This kind of learning does not imply intelligence. As programmer and consultant George V. Neville-Neil writes in the Communications of the ACM:

There are three general types of machine learning: supervised learning, unsupervised learning, and reinforcement learning. Here are definitions of each from a widely used textbook called Artificial Intelligence: A Modern Approach by UC Berkeley professor Stuart Russell and Google’s director of research, Peter Norvig:

Supervised learning is the most straightforward. The machine is provided with the training data and labeled outputs. We essentially tell the machine what we want to find, then fine-tune the model until we get the machine to predict what we know to be true.

» **Written problem 1**:
Reproduce the machine learning passage above in full, word for word.

» **Data section**:

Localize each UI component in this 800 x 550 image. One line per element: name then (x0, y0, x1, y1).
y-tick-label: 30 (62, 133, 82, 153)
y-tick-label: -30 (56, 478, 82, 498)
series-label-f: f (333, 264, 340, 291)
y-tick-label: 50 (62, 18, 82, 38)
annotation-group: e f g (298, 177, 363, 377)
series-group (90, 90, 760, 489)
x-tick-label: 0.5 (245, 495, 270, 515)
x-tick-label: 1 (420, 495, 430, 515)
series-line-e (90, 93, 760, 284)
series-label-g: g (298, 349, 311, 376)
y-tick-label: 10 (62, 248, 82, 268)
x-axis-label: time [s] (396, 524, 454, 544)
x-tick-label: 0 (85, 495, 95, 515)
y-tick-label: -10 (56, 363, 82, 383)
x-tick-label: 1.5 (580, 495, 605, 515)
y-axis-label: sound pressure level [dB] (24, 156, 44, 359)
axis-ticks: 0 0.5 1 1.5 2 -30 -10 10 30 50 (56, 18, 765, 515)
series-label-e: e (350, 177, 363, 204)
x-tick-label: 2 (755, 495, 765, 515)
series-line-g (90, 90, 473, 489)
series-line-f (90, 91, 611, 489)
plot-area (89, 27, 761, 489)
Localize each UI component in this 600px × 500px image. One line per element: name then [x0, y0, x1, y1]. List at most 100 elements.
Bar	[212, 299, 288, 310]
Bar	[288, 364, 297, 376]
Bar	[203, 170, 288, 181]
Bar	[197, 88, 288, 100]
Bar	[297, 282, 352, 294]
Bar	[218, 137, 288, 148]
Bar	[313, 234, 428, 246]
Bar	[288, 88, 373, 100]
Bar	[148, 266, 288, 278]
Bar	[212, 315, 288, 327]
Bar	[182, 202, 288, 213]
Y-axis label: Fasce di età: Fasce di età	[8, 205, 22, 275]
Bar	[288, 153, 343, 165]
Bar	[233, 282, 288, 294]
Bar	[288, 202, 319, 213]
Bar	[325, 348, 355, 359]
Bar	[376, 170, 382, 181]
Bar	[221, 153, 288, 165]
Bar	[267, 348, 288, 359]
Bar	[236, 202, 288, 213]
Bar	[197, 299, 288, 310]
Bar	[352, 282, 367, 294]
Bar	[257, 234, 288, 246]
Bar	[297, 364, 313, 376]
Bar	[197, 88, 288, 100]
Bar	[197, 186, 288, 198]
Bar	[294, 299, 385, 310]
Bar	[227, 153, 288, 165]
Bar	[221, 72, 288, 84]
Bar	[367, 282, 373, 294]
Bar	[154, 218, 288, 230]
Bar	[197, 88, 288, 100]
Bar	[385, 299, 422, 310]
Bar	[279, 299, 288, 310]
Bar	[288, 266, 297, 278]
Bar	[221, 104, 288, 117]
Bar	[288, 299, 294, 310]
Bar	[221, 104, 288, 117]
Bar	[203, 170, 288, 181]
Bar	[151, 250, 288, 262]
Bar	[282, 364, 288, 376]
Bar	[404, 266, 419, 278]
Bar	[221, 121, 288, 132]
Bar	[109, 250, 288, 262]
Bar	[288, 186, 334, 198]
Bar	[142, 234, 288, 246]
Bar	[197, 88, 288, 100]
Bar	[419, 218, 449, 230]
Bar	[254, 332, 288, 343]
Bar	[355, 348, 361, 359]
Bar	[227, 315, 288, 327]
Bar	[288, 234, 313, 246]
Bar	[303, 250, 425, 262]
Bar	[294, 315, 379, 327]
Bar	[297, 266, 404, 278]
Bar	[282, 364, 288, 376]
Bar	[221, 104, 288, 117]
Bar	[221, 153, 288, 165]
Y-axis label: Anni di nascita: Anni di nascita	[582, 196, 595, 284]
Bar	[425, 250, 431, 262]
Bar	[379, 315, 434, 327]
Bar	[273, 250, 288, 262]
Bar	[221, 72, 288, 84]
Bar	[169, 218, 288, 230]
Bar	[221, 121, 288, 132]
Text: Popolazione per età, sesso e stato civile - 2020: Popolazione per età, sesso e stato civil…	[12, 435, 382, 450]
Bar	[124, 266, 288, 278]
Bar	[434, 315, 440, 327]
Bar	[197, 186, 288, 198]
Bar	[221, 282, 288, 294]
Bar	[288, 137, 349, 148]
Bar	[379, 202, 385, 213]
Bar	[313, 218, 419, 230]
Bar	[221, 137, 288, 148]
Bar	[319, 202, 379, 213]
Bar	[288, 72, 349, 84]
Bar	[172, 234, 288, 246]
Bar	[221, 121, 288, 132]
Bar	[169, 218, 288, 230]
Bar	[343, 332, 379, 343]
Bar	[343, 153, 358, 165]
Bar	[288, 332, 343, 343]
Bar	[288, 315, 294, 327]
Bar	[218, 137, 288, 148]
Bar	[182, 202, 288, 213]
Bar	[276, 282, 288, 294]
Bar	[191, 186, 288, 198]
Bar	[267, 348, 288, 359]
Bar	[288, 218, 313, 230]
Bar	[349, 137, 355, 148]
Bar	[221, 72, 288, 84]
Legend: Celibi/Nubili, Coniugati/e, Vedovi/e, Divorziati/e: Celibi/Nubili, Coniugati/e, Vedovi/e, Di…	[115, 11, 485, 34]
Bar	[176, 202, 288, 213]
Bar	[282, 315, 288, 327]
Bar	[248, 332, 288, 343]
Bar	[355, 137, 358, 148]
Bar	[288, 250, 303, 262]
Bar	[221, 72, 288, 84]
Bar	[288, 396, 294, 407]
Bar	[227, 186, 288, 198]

» **Written problem 2**:
Gather every line in the listing that contains the string "Localize", matching case exactly.

» **Output 1**:
This kind of learning does not imply intelligence. As programmer and consultant George V. Neville-Neil writes in the Communications of the ACM:

There are three general types of machine learning: supervised learning, unsupervised learning, and reinforcement learning. Here are definitions of each from a widely used textbook called Artificial Intelligence: A Modern Approach by UC Berkeley professor Stuart Russell and Google’s director of research, Peter Norvig:

Supervised learning is the most straightforward. The machine is provided with the training data and labeled outputs. We essentially tell the machine what we want to find, then fine-tune the model until we get the machine to predict what we know to be true.

» **Output 2**:
Localize each UI component in this 800 x 550 image. One line per element: name then (x0, y0, x1, y1).
Localize each UI component in this 600px × 500px image. One line per element: name then [x0, y0, x1, y1]. List at most 100 elements.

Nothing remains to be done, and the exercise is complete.